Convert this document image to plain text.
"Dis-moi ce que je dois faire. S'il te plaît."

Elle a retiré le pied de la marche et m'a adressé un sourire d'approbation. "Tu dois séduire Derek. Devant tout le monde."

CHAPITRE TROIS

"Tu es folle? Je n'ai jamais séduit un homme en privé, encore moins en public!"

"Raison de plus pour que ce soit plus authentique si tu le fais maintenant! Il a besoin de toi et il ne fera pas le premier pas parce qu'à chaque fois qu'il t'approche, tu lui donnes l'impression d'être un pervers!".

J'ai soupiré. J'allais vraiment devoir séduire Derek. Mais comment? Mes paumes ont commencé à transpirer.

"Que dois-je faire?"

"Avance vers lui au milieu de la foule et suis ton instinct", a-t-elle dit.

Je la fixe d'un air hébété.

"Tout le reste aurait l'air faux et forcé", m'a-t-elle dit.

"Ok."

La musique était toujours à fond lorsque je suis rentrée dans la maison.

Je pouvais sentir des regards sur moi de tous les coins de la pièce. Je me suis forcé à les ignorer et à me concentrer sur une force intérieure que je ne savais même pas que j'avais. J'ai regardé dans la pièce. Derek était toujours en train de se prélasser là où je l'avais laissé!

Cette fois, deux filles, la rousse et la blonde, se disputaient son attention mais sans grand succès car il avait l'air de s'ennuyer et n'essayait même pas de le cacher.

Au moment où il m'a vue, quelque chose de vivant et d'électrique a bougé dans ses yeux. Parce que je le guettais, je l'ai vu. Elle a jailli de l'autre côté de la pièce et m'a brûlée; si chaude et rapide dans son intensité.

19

- - - - -

» **What is being asked**
Restate the data above word for word, please.

» **Task answer**
Convert this document image to plain text.
"Dis-moi ce que je dois faire. S'il te plaît."

Elle a retiré le pied de la marche et m'a adressé un sourire d'approbation. "Tu dois séduire Derek. Devant tout le monde."

CHAPITRE TROIS

"Tu es folle? Je n'ai jamais séduit un homme en privé, encore moins en public!"

"Raison de plus pour que ce soit plus authentique si tu le fais maintenant! Il a besoin de toi et il ne fera pas le premier pas parce qu'à chaque fois qu'il t'approche, tu lui donnes l'impression d'être un pervers!".

J'ai soupiré. J'allais vraiment devoir séduire Derek. Mais comment? Mes paumes ont commencé à transpirer.

"Que dois-je faire?"

"Avance vers lui au milieu de la foule et suis ton instinct", a-t-elle dit.

Je la fixe d'un air hébété.

"Tout le reste aurait l'air faux et forcé", m'a-t-elle dit.

"Ok."

La musique était toujours à fond lorsque je suis rentrée dans la maison.

Je pouvais sentir des regards sur moi de tous les coins de la pièce. Je me suis forcé à les ignorer et à me concentrer sur une force intérieure que je ne savais même pas que j'avais. J'ai regardé dans la pièce. Derek était toujours en train de se prélasser là où je l'avais laissé!

Cette fois, deux filles, la rousse et la blonde, se disputaient son attention mais sans grand succès car il avait l'air de s'ennuyer et n'essayait même pas de le cacher.

Au moment où il m'a vue, quelque chose de vivant et d'électrique a bougé dans ses yeux. Parce que je le guettais, je l'ai vu. Elle a jailli de l'autre côté de la pièce et m'a brûlée; si chaude et rapide dans son intensité.

19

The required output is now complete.